**WORK TO COMPLETE**
Copy the lines that follow, keeping every character the same.

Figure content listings
-*-*-
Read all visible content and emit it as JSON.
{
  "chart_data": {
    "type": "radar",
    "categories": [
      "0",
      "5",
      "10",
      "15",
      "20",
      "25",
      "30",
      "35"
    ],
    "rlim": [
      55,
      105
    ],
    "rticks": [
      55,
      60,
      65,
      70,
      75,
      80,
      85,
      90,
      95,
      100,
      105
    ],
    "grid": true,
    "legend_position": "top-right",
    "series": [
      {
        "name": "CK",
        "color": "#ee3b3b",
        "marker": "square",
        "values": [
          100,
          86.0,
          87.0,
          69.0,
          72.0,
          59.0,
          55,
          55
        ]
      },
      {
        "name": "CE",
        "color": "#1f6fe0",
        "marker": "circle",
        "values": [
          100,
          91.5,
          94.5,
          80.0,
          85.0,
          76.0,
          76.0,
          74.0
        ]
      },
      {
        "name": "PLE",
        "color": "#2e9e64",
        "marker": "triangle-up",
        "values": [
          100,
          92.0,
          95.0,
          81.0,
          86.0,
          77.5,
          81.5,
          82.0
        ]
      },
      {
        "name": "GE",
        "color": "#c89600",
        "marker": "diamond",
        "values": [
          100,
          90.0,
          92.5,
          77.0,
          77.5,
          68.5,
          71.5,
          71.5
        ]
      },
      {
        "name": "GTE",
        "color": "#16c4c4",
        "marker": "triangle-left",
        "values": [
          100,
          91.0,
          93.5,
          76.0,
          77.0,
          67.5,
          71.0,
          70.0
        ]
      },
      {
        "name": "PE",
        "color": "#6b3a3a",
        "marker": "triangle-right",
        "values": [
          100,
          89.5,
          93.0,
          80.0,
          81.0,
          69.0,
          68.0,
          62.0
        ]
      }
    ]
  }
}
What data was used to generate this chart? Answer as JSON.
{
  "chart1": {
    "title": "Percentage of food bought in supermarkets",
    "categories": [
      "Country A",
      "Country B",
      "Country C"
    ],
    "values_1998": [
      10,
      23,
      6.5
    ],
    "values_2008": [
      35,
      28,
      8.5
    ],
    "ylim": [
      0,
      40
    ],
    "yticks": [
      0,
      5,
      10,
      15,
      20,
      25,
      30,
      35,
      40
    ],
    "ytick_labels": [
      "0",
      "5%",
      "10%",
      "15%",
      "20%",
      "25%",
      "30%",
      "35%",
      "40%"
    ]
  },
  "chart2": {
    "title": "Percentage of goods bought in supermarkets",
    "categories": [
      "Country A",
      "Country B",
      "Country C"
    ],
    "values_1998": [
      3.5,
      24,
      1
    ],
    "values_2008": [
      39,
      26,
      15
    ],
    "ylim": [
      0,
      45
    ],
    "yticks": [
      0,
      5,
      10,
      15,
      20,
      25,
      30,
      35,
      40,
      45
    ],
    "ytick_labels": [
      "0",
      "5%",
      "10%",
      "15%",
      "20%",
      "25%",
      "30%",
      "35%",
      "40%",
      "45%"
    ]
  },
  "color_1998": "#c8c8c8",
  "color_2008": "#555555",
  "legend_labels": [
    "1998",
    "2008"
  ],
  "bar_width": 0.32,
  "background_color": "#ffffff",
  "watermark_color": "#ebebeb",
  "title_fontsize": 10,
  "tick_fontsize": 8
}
-*-*-
**WORKED SOLUTION**
Read all visible content and emit it as JSON.
{
  "chart_data": {
    "type": "radar",
    "categories": [
      "0",
      "5",
      "10",
      "15",
      "20",
      "25",
      "30",
      "35"
    ],
    "rlim": [
      55,
      105
    ],
    "rticks": [
      55,
      60,
      65,
      70,
      75,
      80,
      85,
      90,
      95,
      100,
      105
    ],
    "grid": true,
    "legend_position": "top-right",
    "series": [
      {
        "name": "CK",
        "color": "#ee3b3b",
        "marker": "square",
        "values": [
          100,
          86.0,
          87.0,
          69.0,
          72.0,
          59.0,
          55,
          55
        ]
      },
      {
        "name": "CE",
        "color": "#1f6fe0",
        "marker": "circle",
        "values": [
          100,
          91.5,
          94.5,
          80.0,
          85.0,
          76.0,
          76.0,
          74.0
        ]
      },
      {
        "name": "PLE",
        "color": "#2e9e64",
        "marker": "triangle-up",
        "values": [
          100,
          92.0,
          95.0,
          81.0,
          86.0,
          77.5,
          81.5,
          82.0
        ]
      },
      {
        "name": "GE",
        "color": "#c89600",
        "marker": "diamond",
        "values": [
          100,
          90.0,
          92.5,
          77.0,
          77.5,
          68.5,
          71.5,
          71.5
        ]
      },
      {
        "name": "GTE",
        "color": "#16c4c4",
        "marker": "triangle-left",
        "values": [
          100,
          91.0,
          93.5,
          76.0,
          77.0,
          67.5,
          71.0,
          70.0
        ]
      },
      {
        "name": "PE",
        "color": "#6b3a3a",
        "marker": "triangle-right",
        "values": [
          100,
          89.5,
          93.0,
          80.0,
          81.0,
          69.0,
          68.0,
          62.0
        ]
      }
    ]
  }
}
What data was used to generate this chart? Answer as JSON.
{
  "chart1": {
    "title": "Percentage of food bought in supermarkets",
    "categories": [
      "Country A",
      "Country B",
      "Country C"
    ],
    "values_1998": [
      10,
      23,
      6.5
    ],
    "values_2008": [
      35,
      28,
      8.5
    ],
    "ylim": [
      0,
      40
    ],
    "yticks": [
      0,
      5,
      10,
      15,
      20,
      25,
      30,
      35,
      40
    ],
    "ytick_labels": [
      "0",
      "5%",
      "10%",
      "15%",
      "20%",
      "25%",
      "30%",
      "35%",
      "40%"
    ]
  },
  "chart2": {
    "title": "Percentage of goods bought in supermarkets",
    "categories": [
      "Country A",
      "Country B",
      "Country C"
    ],
    "values_1998": [
      3.5,
      24,
      1
    ],
    "values_2008": [
      39,
      26,
      15
    ],
    "ylim": [
      0,
      45
    ],
    "yticks": [
      0,
      5,
      10,
      15,
      20,
      25,
      30,
      35,
      40,
      45
    ],
    "ytick_labels": [
      "0",
      "5%",
      "10%",
      "15%",
      "20%",
      "25%",
      "30%",
      "35%",
      "40%",
      "45%"
    ]
  },
  "color_1998": "#c8c8c8",
  "color_2008": "#555555",
  "legend_labels": [
    "1998",
    "2008"
  ],
  "bar_width": 0.32,
  "background_color": "#ffffff",
  "watermark_color": "#ebebeb",
  "title_fontsize": 10,
  "tick_fontsize": 8
}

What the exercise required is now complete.